- DIRECTIVE
Count each line in which the word "under" appears. Reply with the total and nothing more.
──────────────────────────────
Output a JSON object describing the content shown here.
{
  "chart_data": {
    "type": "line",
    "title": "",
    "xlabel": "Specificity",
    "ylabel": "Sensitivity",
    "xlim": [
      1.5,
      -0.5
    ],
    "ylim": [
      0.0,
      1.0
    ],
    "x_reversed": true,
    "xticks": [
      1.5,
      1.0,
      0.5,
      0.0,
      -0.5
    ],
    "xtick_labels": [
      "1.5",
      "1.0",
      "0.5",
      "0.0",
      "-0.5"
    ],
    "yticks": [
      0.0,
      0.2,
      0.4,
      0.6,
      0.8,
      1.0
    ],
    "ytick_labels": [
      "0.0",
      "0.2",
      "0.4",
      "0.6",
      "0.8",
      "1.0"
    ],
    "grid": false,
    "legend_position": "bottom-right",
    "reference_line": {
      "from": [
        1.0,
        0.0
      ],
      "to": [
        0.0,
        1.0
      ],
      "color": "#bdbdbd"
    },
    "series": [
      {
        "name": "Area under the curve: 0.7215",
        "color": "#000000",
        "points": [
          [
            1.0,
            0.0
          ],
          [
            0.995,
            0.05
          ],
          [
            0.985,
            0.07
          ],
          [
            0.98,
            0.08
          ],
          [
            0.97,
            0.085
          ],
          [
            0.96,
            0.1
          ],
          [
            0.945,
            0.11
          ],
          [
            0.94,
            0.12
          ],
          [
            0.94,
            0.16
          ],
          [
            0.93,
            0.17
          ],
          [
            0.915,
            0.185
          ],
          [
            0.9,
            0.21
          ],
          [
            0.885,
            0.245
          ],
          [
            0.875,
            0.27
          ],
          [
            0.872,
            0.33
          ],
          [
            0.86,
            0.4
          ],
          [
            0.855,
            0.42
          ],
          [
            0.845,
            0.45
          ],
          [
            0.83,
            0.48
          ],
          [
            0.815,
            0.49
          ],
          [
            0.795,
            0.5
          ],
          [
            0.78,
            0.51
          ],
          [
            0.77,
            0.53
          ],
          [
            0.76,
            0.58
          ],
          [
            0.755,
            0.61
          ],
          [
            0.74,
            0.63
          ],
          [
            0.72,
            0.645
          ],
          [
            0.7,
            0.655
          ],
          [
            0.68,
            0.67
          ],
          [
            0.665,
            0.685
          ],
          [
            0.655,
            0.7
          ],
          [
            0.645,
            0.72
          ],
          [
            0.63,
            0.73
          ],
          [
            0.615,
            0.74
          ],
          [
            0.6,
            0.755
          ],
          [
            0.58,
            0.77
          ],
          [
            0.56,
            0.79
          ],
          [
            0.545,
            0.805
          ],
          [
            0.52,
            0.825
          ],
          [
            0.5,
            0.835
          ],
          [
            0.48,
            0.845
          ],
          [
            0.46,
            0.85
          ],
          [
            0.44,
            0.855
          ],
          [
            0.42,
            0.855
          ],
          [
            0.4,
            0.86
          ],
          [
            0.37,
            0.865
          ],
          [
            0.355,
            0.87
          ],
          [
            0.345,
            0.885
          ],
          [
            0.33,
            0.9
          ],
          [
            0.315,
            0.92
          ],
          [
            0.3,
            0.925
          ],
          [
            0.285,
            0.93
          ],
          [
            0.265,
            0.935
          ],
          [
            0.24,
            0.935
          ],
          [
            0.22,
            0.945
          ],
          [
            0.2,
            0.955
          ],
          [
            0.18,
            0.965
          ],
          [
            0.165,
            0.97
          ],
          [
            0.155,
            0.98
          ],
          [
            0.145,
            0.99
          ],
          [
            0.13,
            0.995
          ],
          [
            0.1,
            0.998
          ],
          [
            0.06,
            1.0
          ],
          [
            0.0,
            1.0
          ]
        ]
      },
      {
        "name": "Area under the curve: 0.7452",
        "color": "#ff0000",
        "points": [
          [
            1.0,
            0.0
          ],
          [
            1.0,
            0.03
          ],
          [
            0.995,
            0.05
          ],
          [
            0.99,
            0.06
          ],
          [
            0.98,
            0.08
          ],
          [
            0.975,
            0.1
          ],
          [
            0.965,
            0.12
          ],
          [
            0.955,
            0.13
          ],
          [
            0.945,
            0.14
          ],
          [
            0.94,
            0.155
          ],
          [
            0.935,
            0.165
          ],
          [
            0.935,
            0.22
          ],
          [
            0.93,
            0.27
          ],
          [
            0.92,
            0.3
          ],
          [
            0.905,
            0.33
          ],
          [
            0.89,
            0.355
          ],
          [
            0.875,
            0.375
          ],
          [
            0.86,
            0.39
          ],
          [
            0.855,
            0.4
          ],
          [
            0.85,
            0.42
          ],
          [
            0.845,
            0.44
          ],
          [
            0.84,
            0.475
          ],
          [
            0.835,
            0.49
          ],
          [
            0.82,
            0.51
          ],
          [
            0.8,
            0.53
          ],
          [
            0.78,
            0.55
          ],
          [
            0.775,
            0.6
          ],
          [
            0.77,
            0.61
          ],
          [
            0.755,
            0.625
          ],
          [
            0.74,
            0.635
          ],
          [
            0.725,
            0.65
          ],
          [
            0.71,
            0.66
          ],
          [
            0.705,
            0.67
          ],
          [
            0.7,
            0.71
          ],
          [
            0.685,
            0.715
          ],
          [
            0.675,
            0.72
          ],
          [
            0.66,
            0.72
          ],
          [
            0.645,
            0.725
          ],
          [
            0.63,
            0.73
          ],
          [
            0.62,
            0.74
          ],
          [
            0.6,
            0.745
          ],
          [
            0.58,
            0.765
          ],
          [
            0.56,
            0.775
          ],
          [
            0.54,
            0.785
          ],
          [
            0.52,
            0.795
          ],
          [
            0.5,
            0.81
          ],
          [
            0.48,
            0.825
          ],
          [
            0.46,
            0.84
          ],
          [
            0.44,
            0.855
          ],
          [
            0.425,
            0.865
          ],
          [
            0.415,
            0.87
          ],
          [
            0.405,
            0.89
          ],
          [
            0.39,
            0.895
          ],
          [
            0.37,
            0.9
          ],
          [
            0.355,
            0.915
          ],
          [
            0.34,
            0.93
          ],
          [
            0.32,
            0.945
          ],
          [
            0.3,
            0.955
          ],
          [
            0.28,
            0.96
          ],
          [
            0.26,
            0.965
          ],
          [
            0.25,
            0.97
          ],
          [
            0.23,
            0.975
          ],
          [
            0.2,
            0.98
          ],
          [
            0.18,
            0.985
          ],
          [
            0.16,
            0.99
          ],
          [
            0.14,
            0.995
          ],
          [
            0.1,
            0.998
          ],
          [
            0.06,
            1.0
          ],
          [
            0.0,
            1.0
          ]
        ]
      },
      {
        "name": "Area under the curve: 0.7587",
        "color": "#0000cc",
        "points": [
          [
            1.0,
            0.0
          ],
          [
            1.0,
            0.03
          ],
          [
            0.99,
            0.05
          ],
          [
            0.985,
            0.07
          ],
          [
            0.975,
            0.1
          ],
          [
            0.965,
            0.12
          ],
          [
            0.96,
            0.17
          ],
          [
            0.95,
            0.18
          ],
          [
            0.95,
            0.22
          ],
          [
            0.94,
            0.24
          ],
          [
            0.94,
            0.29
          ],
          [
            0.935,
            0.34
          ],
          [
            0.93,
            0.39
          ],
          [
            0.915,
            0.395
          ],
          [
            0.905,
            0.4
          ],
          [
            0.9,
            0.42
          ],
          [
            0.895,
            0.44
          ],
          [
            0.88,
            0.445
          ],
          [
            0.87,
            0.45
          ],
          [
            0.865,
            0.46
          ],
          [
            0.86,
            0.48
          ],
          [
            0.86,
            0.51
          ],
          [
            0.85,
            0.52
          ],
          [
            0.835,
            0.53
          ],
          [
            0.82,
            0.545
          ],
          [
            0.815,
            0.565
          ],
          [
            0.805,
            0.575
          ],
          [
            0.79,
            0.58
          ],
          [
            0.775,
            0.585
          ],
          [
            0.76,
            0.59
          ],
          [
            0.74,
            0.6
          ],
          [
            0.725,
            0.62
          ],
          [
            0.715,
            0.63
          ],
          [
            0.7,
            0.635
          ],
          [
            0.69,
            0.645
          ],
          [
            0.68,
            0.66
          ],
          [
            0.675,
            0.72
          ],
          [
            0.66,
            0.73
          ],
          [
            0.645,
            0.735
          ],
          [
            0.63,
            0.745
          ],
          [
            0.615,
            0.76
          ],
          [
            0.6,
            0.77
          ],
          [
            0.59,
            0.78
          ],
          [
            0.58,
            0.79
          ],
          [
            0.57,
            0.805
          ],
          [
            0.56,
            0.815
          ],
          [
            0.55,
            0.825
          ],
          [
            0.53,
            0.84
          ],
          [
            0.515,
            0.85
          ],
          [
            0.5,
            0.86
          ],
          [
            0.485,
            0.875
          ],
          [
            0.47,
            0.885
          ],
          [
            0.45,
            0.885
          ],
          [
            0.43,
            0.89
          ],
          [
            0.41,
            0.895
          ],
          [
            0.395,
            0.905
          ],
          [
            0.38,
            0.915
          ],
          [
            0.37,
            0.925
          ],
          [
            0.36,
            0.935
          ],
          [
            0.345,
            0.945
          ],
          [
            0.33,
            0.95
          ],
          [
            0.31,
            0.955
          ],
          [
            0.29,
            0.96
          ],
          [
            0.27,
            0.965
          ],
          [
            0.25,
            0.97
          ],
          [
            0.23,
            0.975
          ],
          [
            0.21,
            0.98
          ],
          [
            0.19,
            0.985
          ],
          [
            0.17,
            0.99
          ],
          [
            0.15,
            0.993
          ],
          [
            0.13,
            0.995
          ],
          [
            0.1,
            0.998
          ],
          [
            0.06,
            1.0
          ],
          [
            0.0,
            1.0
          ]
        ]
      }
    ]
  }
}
──────────────────────────────
- SOLVED EXERCISE
3